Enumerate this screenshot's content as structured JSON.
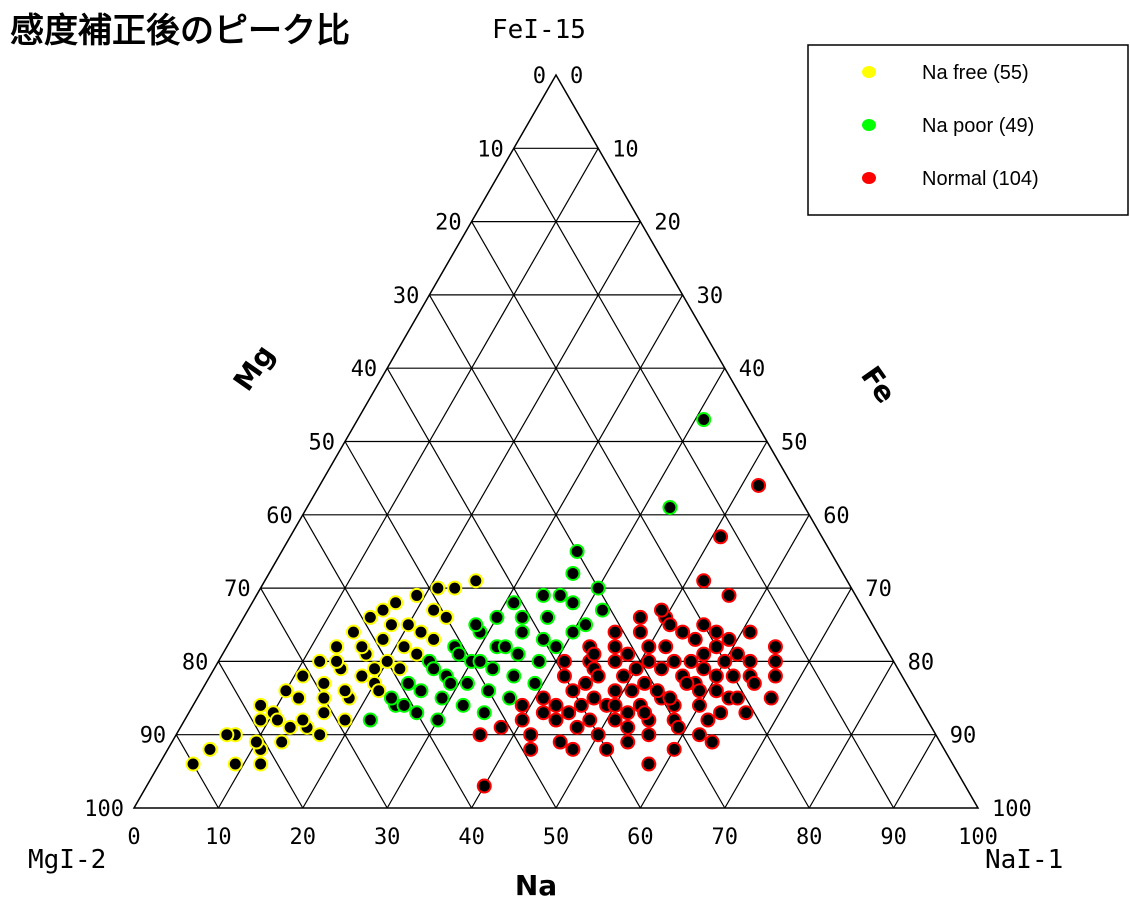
{
  "chart_data": {
    "type": "scatter",
    "plot_kind": "ternary",
    "title": "感度補正後のピーク比",
    "apex_labels": {
      "top": "FeI-15",
      "left": "MgI-2",
      "right": "NaI-1"
    },
    "axis_labels": {
      "mg": "Mg",
      "fe": "Fe",
      "na": "Na"
    },
    "ticks": {
      "bottom": [
        "0",
        "10",
        "20",
        "30",
        "40",
        "50",
        "60",
        "70",
        "80",
        "90",
        "100"
      ],
      "left": [
        "100",
        "90",
        "80",
        "70",
        "60",
        "50",
        "40",
        "30",
        "20",
        "10",
        "0"
      ],
      "right": [
        "100",
        "90",
        "80",
        "70",
        "60",
        "50",
        "40",
        "30",
        "20",
        "10",
        "0"
      ]
    },
    "grid": true,
    "legend_position": "top-right",
    "series": [
      {
        "name": "Na free (55)",
        "color": "#ffff00",
        "points": [
          {
            "na": 4,
            "fe": 6
          },
          {
            "na": 5,
            "fe": 8
          },
          {
            "na": 7,
            "fe": 10
          },
          {
            "na": 9,
            "fe": 12
          },
          {
            "na": 8,
            "fe": 14
          },
          {
            "na": 10,
            "fe": 16
          },
          {
            "na": 11,
            "fe": 18
          },
          {
            "na": 12,
            "fe": 20
          },
          {
            "na": 13,
            "fe": 22
          },
          {
            "na": 14,
            "fe": 24
          },
          {
            "na": 15,
            "fe": 26
          },
          {
            "na": 16,
            "fe": 27
          },
          {
            "na": 17,
            "fe": 28
          },
          {
            "na": 19,
            "fe": 29
          },
          {
            "na": 21,
            "fe": 30
          },
          {
            "na": 23,
            "fe": 30
          },
          {
            "na": 25,
            "fe": 31
          },
          {
            "na": 6,
            "fe": 10
          },
          {
            "na": 10,
            "fe": 13
          },
          {
            "na": 12,
            "fe": 15
          },
          {
            "na": 14,
            "fe": 17
          },
          {
            "na": 15,
            "fe": 19
          },
          {
            "na": 17,
            "fe": 21
          },
          {
            "na": 18,
            "fe": 23
          },
          {
            "na": 16,
            "fe": 13
          },
          {
            "na": 18,
            "fe": 15
          },
          {
            "na": 20,
            "fe": 17
          },
          {
            "na": 11,
            "fe": 8
          },
          {
            "na": 13,
            "fe": 11
          },
          {
            "na": 19,
            "fe": 19
          },
          {
            "na": 21,
            "fe": 22
          },
          {
            "na": 22,
            "fe": 24
          },
          {
            "na": 16,
            "fe": 22
          },
          {
            "na": 14,
            "fe": 20
          },
          {
            "na": 9,
            "fe": 6
          },
          {
            "na": 12,
            "fe": 6
          },
          {
            "na": 13,
            "fe": 9
          },
          {
            "na": 15,
            "fe": 11
          },
          {
            "na": 17,
            "fe": 10
          },
          {
            "na": 19,
            "fe": 12
          },
          {
            "na": 20,
            "fe": 25
          },
          {
            "na": 22,
            "fe": 27
          },
          {
            "na": 24,
            "fe": 26
          },
          {
            "na": 23,
            "fe": 21
          },
          {
            "na": 18,
            "fe": 25
          },
          {
            "na": 20,
            "fe": 20
          },
          {
            "na": 15,
            "fe": 15
          },
          {
            "na": 14,
            "fe": 12
          },
          {
            "na": 18,
            "fe": 18
          },
          {
            "na": 21,
            "fe": 16
          },
          {
            "na": 22,
            "fe": 19
          },
          {
            "na": 17,
            "fe": 16
          },
          {
            "na": 11,
            "fe": 12
          },
          {
            "na": 10,
            "fe": 9
          },
          {
            "na": 24,
            "fe": 23
          }
        ]
      },
      {
        "name": "Na poor (49)",
        "color": "#00ff00",
        "points": [
          {
            "na": 41,
            "fe": 53
          },
          {
            "na": 43,
            "fe": 41
          },
          {
            "na": 35,
            "fe": 35
          },
          {
            "na": 36,
            "fe": 32
          },
          {
            "na": 22,
            "fe": 12
          },
          {
            "na": 24,
            "fe": 14
          },
          {
            "na": 26,
            "fe": 16
          },
          {
            "na": 28,
            "fe": 18
          },
          {
            "na": 30,
            "fe": 20
          },
          {
            "na": 32,
            "fe": 22
          },
          {
            "na": 34,
            "fe": 24
          },
          {
            "na": 36,
            "fe": 26
          },
          {
            "na": 38,
            "fe": 28
          },
          {
            "na": 40,
            "fe": 30
          },
          {
            "na": 27,
            "fe": 13
          },
          {
            "na": 29,
            "fe": 15
          },
          {
            "na": 31,
            "fe": 17
          },
          {
            "na": 33,
            "fe": 19
          },
          {
            "na": 35,
            "fe": 21
          },
          {
            "na": 37,
            "fe": 23
          },
          {
            "na": 30,
            "fe": 12
          },
          {
            "na": 32,
            "fe": 14
          },
          {
            "na": 34,
            "fe": 16
          },
          {
            "na": 36,
            "fe": 18
          },
          {
            "na": 33,
            "fe": 26
          },
          {
            "na": 31,
            "fe": 28
          },
          {
            "na": 25,
            "fe": 20
          },
          {
            "na": 27,
            "fe": 22
          },
          {
            "na": 29,
            "fe": 24
          },
          {
            "na": 26,
            "fe": 19
          },
          {
            "na": 28,
            "fe": 21
          },
          {
            "na": 35,
            "fe": 13
          },
          {
            "na": 37,
            "fe": 15
          },
          {
            "na": 39,
            "fe": 17
          },
          {
            "na": 24,
            "fe": 17
          },
          {
            "na": 23,
            "fe": 15
          },
          {
            "na": 31,
            "fe": 20
          },
          {
            "na": 33,
            "fe": 22
          },
          {
            "na": 38,
            "fe": 20
          },
          {
            "na": 39,
            "fe": 22
          },
          {
            "na": 41,
            "fe": 25
          },
          {
            "na": 42,
            "fe": 27
          },
          {
            "na": 30,
            "fe": 26
          },
          {
            "na": 28,
            "fe": 25
          },
          {
            "na": 34,
            "fe": 29
          },
          {
            "na": 36,
            "fe": 29
          },
          {
            "na": 40,
            "fe": 24
          },
          {
            "na": 25,
            "fe": 14
          },
          {
            "na": 29,
            "fe": 17
          }
        ]
      },
      {
        "name": "Normal (104)",
        "color": "#ff0000",
        "points": [
          {
            "na": 52,
            "fe": 44
          },
          {
            "na": 51,
            "fe": 37
          },
          {
            "na": 52,
            "fe": 31
          },
          {
            "na": 56,
            "fe": 29
          },
          {
            "na": 40,
            "fe": 3
          },
          {
            "na": 42,
            "fe": 18
          },
          {
            "na": 44,
            "fe": 20
          },
          {
            "na": 46,
            "fe": 22
          },
          {
            "na": 48,
            "fe": 24
          },
          {
            "na": 50,
            "fe": 26
          },
          {
            "na": 52,
            "fe": 22
          },
          {
            "na": 54,
            "fe": 20
          },
          {
            "na": 56,
            "fe": 18
          },
          {
            "na": 58,
            "fe": 17
          },
          {
            "na": 60,
            "fe": 20
          },
          {
            "na": 62,
            "fe": 18
          },
          {
            "na": 64,
            "fe": 18
          },
          {
            "na": 63,
            "fe": 15
          },
          {
            "na": 60,
            "fe": 14
          },
          {
            "na": 58,
            "fe": 12
          },
          {
            "na": 56,
            "fe": 10
          },
          {
            "na": 54,
            "fe": 9
          },
          {
            "na": 52,
            "fe": 8
          },
          {
            "na": 50,
            "fe": 10
          },
          {
            "na": 48,
            "fe": 12
          },
          {
            "na": 46,
            "fe": 14
          },
          {
            "na": 44,
            "fe": 16
          },
          {
            "na": 43,
            "fe": 22
          },
          {
            "na": 45,
            "fe": 24
          },
          {
            "na": 47,
            "fe": 26
          },
          {
            "na": 49,
            "fe": 27
          },
          {
            "na": 51,
            "fe": 25
          },
          {
            "na": 53,
            "fe": 24
          },
          {
            "na": 55,
            "fe": 23
          },
          {
            "na": 57,
            "fe": 21
          },
          {
            "na": 59,
            "fe": 23
          },
          {
            "na": 61,
            "fe": 16
          },
          {
            "na": 62,
            "fe": 12
          },
          {
            "na": 64,
            "fe": 9
          },
          {
            "na": 60,
            "fe": 8
          },
          {
            "na": 58,
            "fe": 6
          },
          {
            "na": 55,
            "fe": 12
          },
          {
            "na": 53,
            "fe": 14
          },
          {
            "na": 51,
            "fe": 16
          },
          {
            "na": 49,
            "fe": 18
          },
          {
            "na": 47,
            "fe": 20
          },
          {
            "na": 45,
            "fe": 17
          },
          {
            "na": 47,
            "fe": 15
          },
          {
            "na": 49,
            "fe": 14
          },
          {
            "na": 51,
            "fe": 12
          },
          {
            "na": 53,
            "fe": 11
          },
          {
            "na": 55,
            "fe": 15
          },
          {
            "na": 57,
            "fe": 14
          },
          {
            "na": 59,
            "fe": 16
          },
          {
            "na": 61,
            "fe": 21
          },
          {
            "na": 63,
            "fe": 20
          },
          {
            "na": 65,
            "fe": 22
          },
          {
            "na": 67,
            "fe": 18
          },
          {
            "na": 68,
            "fe": 15
          },
          {
            "na": 66,
            "fe": 13
          },
          {
            "na": 44,
            "fe": 12
          },
          {
            "na": 42,
            "fe": 10
          },
          {
            "na": 40,
            "fe": 12
          },
          {
            "na": 38,
            "fe": 11
          },
          {
            "na": 36,
            "fe": 10
          },
          {
            "na": 46,
            "fe": 9
          },
          {
            "na": 48,
            "fe": 8
          },
          {
            "na": 43,
            "fe": 14
          },
          {
            "na": 41,
            "fe": 15
          },
          {
            "na": 45,
            "fe": 19
          },
          {
            "na": 48,
            "fe": 21
          },
          {
            "na": 50,
            "fe": 19
          },
          {
            "na": 52,
            "fe": 17
          },
          {
            "na": 54,
            "fe": 16
          },
          {
            "na": 56,
            "fe": 15
          },
          {
            "na": 58,
            "fe": 19
          },
          {
            "na": 60,
            "fe": 18
          },
          {
            "na": 57,
            "fe": 24
          },
          {
            "na": 55,
            "fe": 25
          },
          {
            "na": 50,
            "fe": 22
          },
          {
            "na": 46,
            "fe": 18
          },
          {
            "na": 44,
            "fe": 21
          },
          {
            "na": 42,
            "fe": 13
          },
          {
            "na": 49,
            "fe": 16
          },
          {
            "na": 53,
            "fe": 19
          },
          {
            "na": 62,
            "fe": 10
          },
          {
            "na": 59,
            "fe": 11
          },
          {
            "na": 65,
            "fe": 17
          },
          {
            "na": 57,
            "fe": 17
          },
          {
            "na": 51,
            "fe": 20
          },
          {
            "na": 47,
            "fe": 11
          },
          {
            "na": 45,
            "fe": 13
          },
          {
            "na": 43,
            "fe": 8
          },
          {
            "na": 54,
            "fe": 13
          },
          {
            "na": 56,
            "fe": 20
          },
          {
            "na": 58,
            "fe": 22
          },
          {
            "na": 61,
            "fe": 24
          },
          {
            "na": 63,
            "fe": 13
          },
          {
            "na": 41,
            "fe": 20
          },
          {
            "na": 39,
            "fe": 14
          },
          {
            "na": 66,
            "fe": 20
          },
          {
            "na": 64,
            "fe": 15
          },
          {
            "na": 50,
            "fe": 14
          },
          {
            "na": 52,
            "fe": 13
          }
        ]
      }
    ]
  }
}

· · · · · · ·

| Exercise aim |
From the listing, copy every line where the string "color" appears.

| Full response |
        "color": "#ffff00",
        "color": "#00ff00",
        "color": "#ff0000",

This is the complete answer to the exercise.